What you need to do.
Quote all of the data exactly as given. Skip every picture it contains.

Available records.
□ □ □ □ □
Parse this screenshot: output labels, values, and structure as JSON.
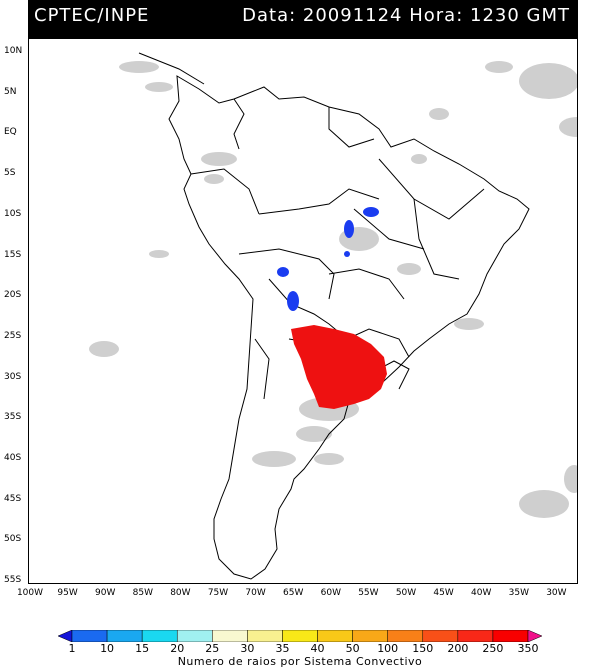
{
  "header": {
    "source": "CPTEC/INPE",
    "datetime": "Data: 20091124 Hora: 1230 GMT"
  },
  "map": {
    "lat_labels": [
      "10N",
      "5N",
      "EQ",
      "5S",
      "10S",
      "15S",
      "20S",
      "25S",
      "30S",
      "35S",
      "40S",
      "45S",
      "50S",
      "55S"
    ],
    "lon_labels": [
      "100W",
      "95W",
      "90W",
      "85W",
      "80W",
      "75W",
      "70W",
      "65W",
      "60W",
      "55W",
      "50W",
      "45W",
      "40W",
      "35W",
      "30W"
    ],
    "colors": {
      "cloud": "#c8c8c8",
      "coast": "#000000",
      "blue_cells": "#1a3cf0",
      "red_cells": "#ee1111"
    }
  },
  "colorbar": {
    "labels": [
      "1",
      "10",
      "15",
      "20",
      "25",
      "30",
      "35",
      "40",
      "50",
      "100",
      "150",
      "200",
      "250",
      "350"
    ],
    "colors": [
      "#1414d8",
      "#1a6af0",
      "#1aa8f0",
      "#1ad8f0",
      "#a0f0f0",
      "#f8f8d0",
      "#f8f090",
      "#f8e818",
      "#f8c818",
      "#f8a818",
      "#f88018",
      "#f85018",
      "#f82818",
      "#f80000",
      "#f0108a"
    ],
    "caption": "Numero de raios por Sistema Convectivo"
  }
}
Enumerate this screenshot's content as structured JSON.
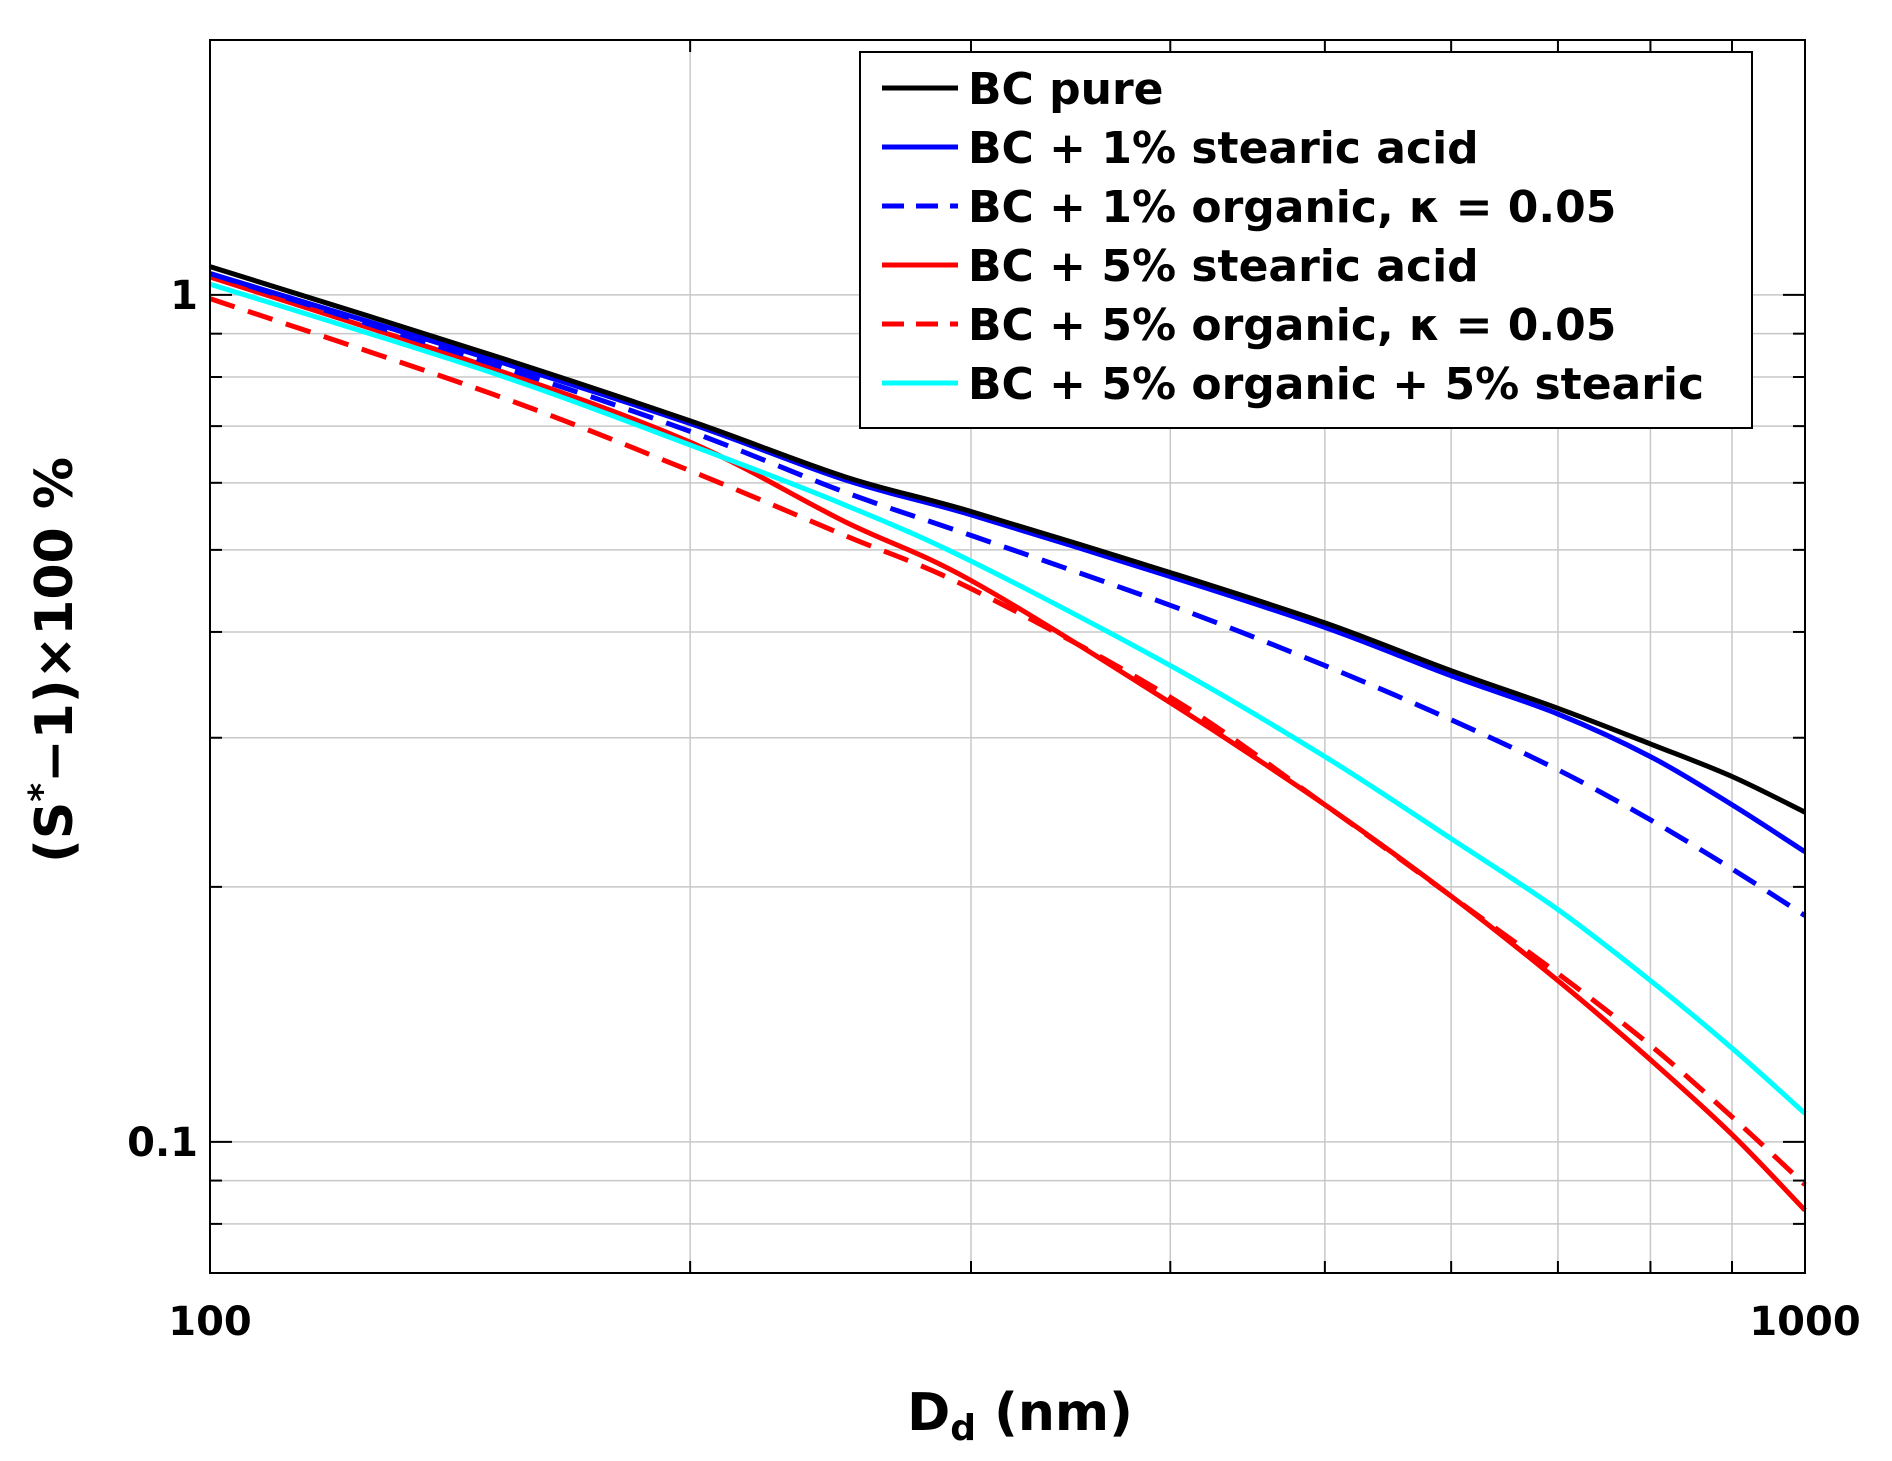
{
  "chart_data": {
    "type": "line",
    "xlabel": "D",
    "xlabel_sub": "d",
    "xlabel_unit": " (nm)",
    "ylabel": "(S*−1)×100 %",
    "ylabel_parts": [
      "(S",
      "*",
      "−1)×100 %"
    ],
    "xscale": "log",
    "yscale": "log",
    "xlim": [
      100,
      1000
    ],
    "ylim": [
      0.07,
      2.0
    ],
    "x_ticks": [
      {
        "value": 100,
        "label": "100"
      },
      {
        "value": 1000,
        "label": "1000"
      }
    ],
    "y_ticks": [
      {
        "value": 0.1,
        "label": "0.1"
      },
      {
        "value": 1,
        "label": "1"
      }
    ],
    "grid": true,
    "legend_position": "top-right",
    "series": [
      {
        "name": "BC pure",
        "color": "#000000",
        "dash": "solid",
        "x": [
          100,
          150,
          200,
          250,
          300,
          400,
          500,
          600,
          700,
          800,
          900,
          1000
        ],
        "y": [
          1.08,
          0.85,
          0.71,
          0.61,
          0.555,
          0.47,
          0.41,
          0.36,
          0.325,
          0.295,
          0.27,
          0.245
        ]
      },
      {
        "name": "BC + 1% stearic acid",
        "color": "#0000ff",
        "dash": "solid",
        "x": [
          100,
          150,
          200,
          250,
          300,
          400,
          500,
          600,
          700,
          800,
          900,
          1000
        ],
        "y": [
          1.06,
          0.84,
          0.705,
          0.605,
          0.55,
          0.465,
          0.405,
          0.355,
          0.32,
          0.285,
          0.25,
          0.22
        ]
      },
      {
        "name": "BC + 1% organic, κ = 0.05",
        "color": "#0000ff",
        "dash": "dashed",
        "x": [
          100,
          150,
          200,
          250,
          300,
          400,
          500,
          600,
          700,
          800,
          900,
          1000
        ],
        "y": [
          1.06,
          0.83,
          0.69,
          0.585,
          0.52,
          0.43,
          0.365,
          0.315,
          0.275,
          0.24,
          0.21,
          0.185
        ]
      },
      {
        "name": "BC + 5% stearic acid",
        "color": "#ff0000",
        "dash": "solid",
        "x": [
          100,
          150,
          200,
          250,
          300,
          400,
          500,
          600,
          700,
          800,
          900,
          1000
        ],
        "y": [
          1.05,
          0.82,
          0.67,
          0.54,
          0.46,
          0.33,
          0.25,
          0.195,
          0.155,
          0.125,
          0.102,
          0.083
        ]
      },
      {
        "name": "BC + 5% organic, κ = 0.05",
        "color": "#ff0000",
        "dash": "dashed",
        "x": [
          100,
          150,
          200,
          250,
          300,
          400,
          500,
          600,
          700,
          800,
          900,
          1000
        ],
        "y": [
          0.99,
          0.765,
          0.62,
          0.52,
          0.45,
          0.335,
          0.25,
          0.195,
          0.158,
          0.13,
          0.107,
          0.089
        ]
      },
      {
        "name": "BC + 5% organic + 5% stearic",
        "color": "#00ffff",
        "dash": "solid",
        "x": [
          100,
          150,
          200,
          250,
          300,
          400,
          500,
          600,
          700,
          800,
          900,
          1000
        ],
        "y": [
          1.03,
          0.81,
          0.665,
          0.565,
          0.485,
          0.365,
          0.285,
          0.228,
          0.188,
          0.155,
          0.129,
          0.108
        ]
      }
    ]
  }
}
□ □ □ □ □
Solution to this exercise.
Parse this screenshot: output labels, values, and structure as JSON.
{
  "header": {
    "source": "CPTEC/INPE",
    "datetime": "Data: 20091124 Hora: 1230 GMT"
  },
  "map": {
    "lat_labels": [
      "10N",
      "5N",
      "EQ",
      "5S",
      "10S",
      "15S",
      "20S",
      "25S",
      "30S",
      "35S",
      "40S",
      "45S",
      "50S",
      "55S"
    ],
    "lon_labels": [
      "100W",
      "95W",
      "90W",
      "85W",
      "80W",
      "75W",
      "70W",
      "65W",
      "60W",
      "55W",
      "50W",
      "45W",
      "40W",
      "35W",
      "30W"
    ],
    "colors": {
      "cloud": "#c8c8c8",
      "coast": "#000000",
      "blue_cells": "#1a3cf0",
      "red_cells": "#ee1111"
    }
  },
  "colorbar": {
    "labels": [
      "1",
      "10",
      "15",
      "20",
      "25",
      "30",
      "35",
      "40",
      "50",
      "100",
      "150",
      "200",
      "250",
      "350"
    ],
    "colors": [
      "#1414d8",
      "#1a6af0",
      "#1aa8f0",
      "#1ad8f0",
      "#a0f0f0",
      "#f8f8d0",
      "#f8f090",
      "#f8e818",
      "#f8c818",
      "#f8a818",
      "#f88018",
      "#f85018",
      "#f82818",
      "#f80000",
      "#f0108a"
    ],
    "caption": "Numero de raios por Sistema Convectivo"
  }
}
Enumerate this screenshot's content as structured JSON.
{
  "chart_data": {
    "type": "line",
    "xlabel": "D",
    "xlabel_sub": "d",
    "xlabel_unit": " (nm)",
    "ylabel": "(S*−1)×100 %",
    "ylabel_parts": [
      "(S",
      "*",
      "−1)×100 %"
    ],
    "xscale": "log",
    "yscale": "log",
    "xlim": [
      100,
      1000
    ],
    "ylim": [
      0.07,
      2.0
    ],
    "x_ticks": [
      {
        "value": 100,
        "label": "100"
      },
      {
        "value": 1000,
        "label": "1000"
      }
    ],
    "y_ticks": [
      {
        "value": 0.1,
        "label": "0.1"
      },
      {
        "value": 1,
        "label": "1"
      }
    ],
    "grid": true,
    "legend_position": "top-right",
    "series": [
      {
        "name": "BC pure",
        "color": "#000000",
        "dash": "solid",
        "x": [
          100,
          150,
          200,
          250,
          300,
          400,
          500,
          600,
          700,
          800,
          900,
          1000
        ],
        "y": [
          1.08,
          0.85,
          0.71,
          0.61,
          0.555,
          0.47,
          0.41,
          0.36,
          0.325,
          0.295,
          0.27,
          0.245
        ]
      },
      {
        "name": "BC + 1% stearic acid",
        "color": "#0000ff",
        "dash": "solid",
        "x": [
          100,
          150,
          200,
          250,
          300,
          400,
          500,
          600,
          700,
          800,
          900,
          1000
        ],
        "y": [
          1.06,
          0.84,
          0.705,
          0.605,
          0.55,
          0.465,
          0.405,
          0.355,
          0.32,
          0.285,
          0.25,
          0.22
        ]
      },
      {
        "name": "BC + 1% organic, κ = 0.05",
        "color": "#0000ff",
        "dash": "dashed",
        "x": [
          100,
          150,
          200,
          250,
          300,
          400,
          500,
          600,
          700,
          800,
          900,
          1000
        ],
        "y": [
          1.06,
          0.83,
          0.69,
          0.585,
          0.52,
          0.43,
          0.365,
          0.315,
          0.275,
          0.24,
          0.21,
          0.185
        ]
      },
      {
        "name": "BC + 5% stearic acid",
        "color": "#ff0000",
        "dash": "solid",
        "x": [
          100,
          150,
          200,
          250,
          300,
          400,
          500,
          600,
          700,
          800,
          900,
          1000
        ],
        "y": [
          1.05,
          0.82,
          0.67,
          0.54,
          0.46,
          0.33,
          0.25,
          0.195,
          0.155,
          0.125,
          0.102,
          0.083
        ]
      },
      {
        "name": "BC + 5% organic, κ = 0.05",
        "color": "#ff0000",
        "dash": "dashed",
        "x": [
          100,
          150,
          200,
          250,
          300,
          400,
          500,
          600,
          700,
          800,
          900,
          1000
        ],
        "y": [
          0.99,
          0.765,
          0.62,
          0.52,
          0.45,
          0.335,
          0.25,
          0.195,
          0.158,
          0.13,
          0.107,
          0.089
        ]
      },
      {
        "name": "BC + 5% organic + 5% stearic",
        "color": "#00ffff",
        "dash": "solid",
        "x": [
          100,
          150,
          200,
          250,
          300,
          400,
          500,
          600,
          700,
          800,
          900,
          1000
        ],
        "y": [
          1.03,
          0.81,
          0.665,
          0.565,
          0.485,
          0.365,
          0.285,
          0.228,
          0.188,
          0.155,
          0.129,
          0.108
        ]
      }
    ]
  }
}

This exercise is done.